### SELECTED EXCERPT
────

Strengths and weaknesses

The model developed has a number of features that support the validity of its results.

It builds on an existing model (2007 HTA report¹²), which allowed a systematic consideration of areas where the original model could be improved and incorporates these into the updated model. This was greatly assisted through the involvement of the architect of the original model who contributed to the project as a consultant (Professor Linda Davies).

The model was conducted by an experienced multidisciplinary team of researchers who had been involved in the development of economic models, and models concerning hearing impairment in particular, prior to this project.

The model also drew on the experience of the project steering group, both in terms of content knowledge to advise on the design of the model and the input of a health economics specialist who fed back on the model design and early results.

The model was underpinned by a protocol outlining the key features and limiting the opportunity for results to be data driven. In the event, changes were made to the structure of the model so that it could capture aspects of the impact of SES that were not originally anticipated. These changes have been fully documented relative to the original model plan, so reducing the opportunity for bias.

The model was conducted in parallel with a series of clinical studies that were designed to improve information on key parameters where high levels of uncertainty had been identified in the 2007 HTA report model (see Chapters 3, 5–7).¹²

There were also some limitations. The greatest limitation was that, despite attempts to reduce uncertainty, the data collection in the accompanying clinical studies was unable to overcome this uncertainty completely. For instance, the study designs for accuracy were chosen on the basis of feasibility and used a diagnostic case–control study, which is known to exaggerate accuracy, particularly where the controls are healthy subjects. Similarly, a randomised comparison between SES and non-SES areas would have been desirable to assess the impact of SES on referrals and yield. Instead we had to employ an observational two-centre comparative study design subject to major potential limitations, including confounding and lack of generalisability. In retrospect we could have invested research in quantifying the accuracy of processes used to refer children for a DEA where SES was not in place, but the importance of this emerged only when the results of the clinical studies were reported.

The inevitable lack of availability of the results of the clinical studies until late in the research programme limited the time available to perform sensitivity analyses in the economic model. These were thus prioritised in consultation with the research and steering group and we remain confident that all key aspects have been covered and that the cost-effectiveness findings remain robust.

Findings in comparison with other health economic evaluations

The 2007 HTA report¹² identified virtually no health economics literature on SES, and the update search for this report identified no new health economics literature since the 2007 report. Thus the main point of comparison for the new economic model is the economic model from the 2007 HTA report.¹²

The most important difference between the two reports is a change in view about the likely cost-effectiveness of SES from possibly cost-effective (albeit with considerable uncertainty in 2007) to probably not cost-effective in this report. This change is primarily because of the use of observations on the timing of referrals as the basis for the updated model. The 1-year results from the 2007 report, showing a favourable cost-effectiveness ratio for screening, are consistent with a substantial advantage for screening in terms of the timeliness of referrals compared with no screening. This is also implied by the assumptions used in initial attempts to replicate the 2007 results. In comparison, the observational data incorporated into the model on which the findings presented here are based suggest that screening does not result in a more rapid rate of referral and that other methods used in the absence of screening may be more effective in this regard.

────

### AIM OF THE TASK
Revise the stretch of the strengths-and-weaknesses passage from "It builds on" through "and early results.", changing "architect" to "designer". The listing plays no part in this.

Bounding box prediction data

────

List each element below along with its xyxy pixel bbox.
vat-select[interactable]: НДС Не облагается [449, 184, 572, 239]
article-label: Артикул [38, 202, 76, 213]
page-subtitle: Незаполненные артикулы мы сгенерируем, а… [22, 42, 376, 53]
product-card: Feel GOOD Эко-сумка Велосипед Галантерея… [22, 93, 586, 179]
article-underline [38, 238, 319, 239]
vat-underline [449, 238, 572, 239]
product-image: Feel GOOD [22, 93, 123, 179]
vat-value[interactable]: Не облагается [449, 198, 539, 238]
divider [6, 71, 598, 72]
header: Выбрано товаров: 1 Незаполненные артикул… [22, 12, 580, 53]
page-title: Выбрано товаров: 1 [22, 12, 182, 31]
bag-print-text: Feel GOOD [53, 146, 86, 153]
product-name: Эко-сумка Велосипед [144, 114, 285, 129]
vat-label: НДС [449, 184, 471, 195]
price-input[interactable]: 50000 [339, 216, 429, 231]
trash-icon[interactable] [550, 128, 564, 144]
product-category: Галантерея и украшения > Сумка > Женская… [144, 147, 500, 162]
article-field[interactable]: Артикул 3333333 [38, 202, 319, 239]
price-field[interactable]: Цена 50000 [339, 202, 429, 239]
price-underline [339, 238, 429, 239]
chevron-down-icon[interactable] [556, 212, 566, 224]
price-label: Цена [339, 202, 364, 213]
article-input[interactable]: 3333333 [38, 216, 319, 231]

────

### EXERCISE RESULT
It builds on an existing model (2007 HTA report¹²), which allowed a systematic consideration of areas where the original model could be improved and incorporates these into the updated model. This was greatly assisted through the involvement of the designer of the original model who contributed to the project as a consultant (Professor Linda Davies).

The model was conducted by an experienced multidisciplinary team of researchers who had been involved in the development of economic models, and models concerning hearing impairment in particular, prior to this project.

The model also drew on the experience of the project steering group, both in terms of content knowledge to advise on the design of the model and the input of a health economics specialist who fed back on the model design and early results.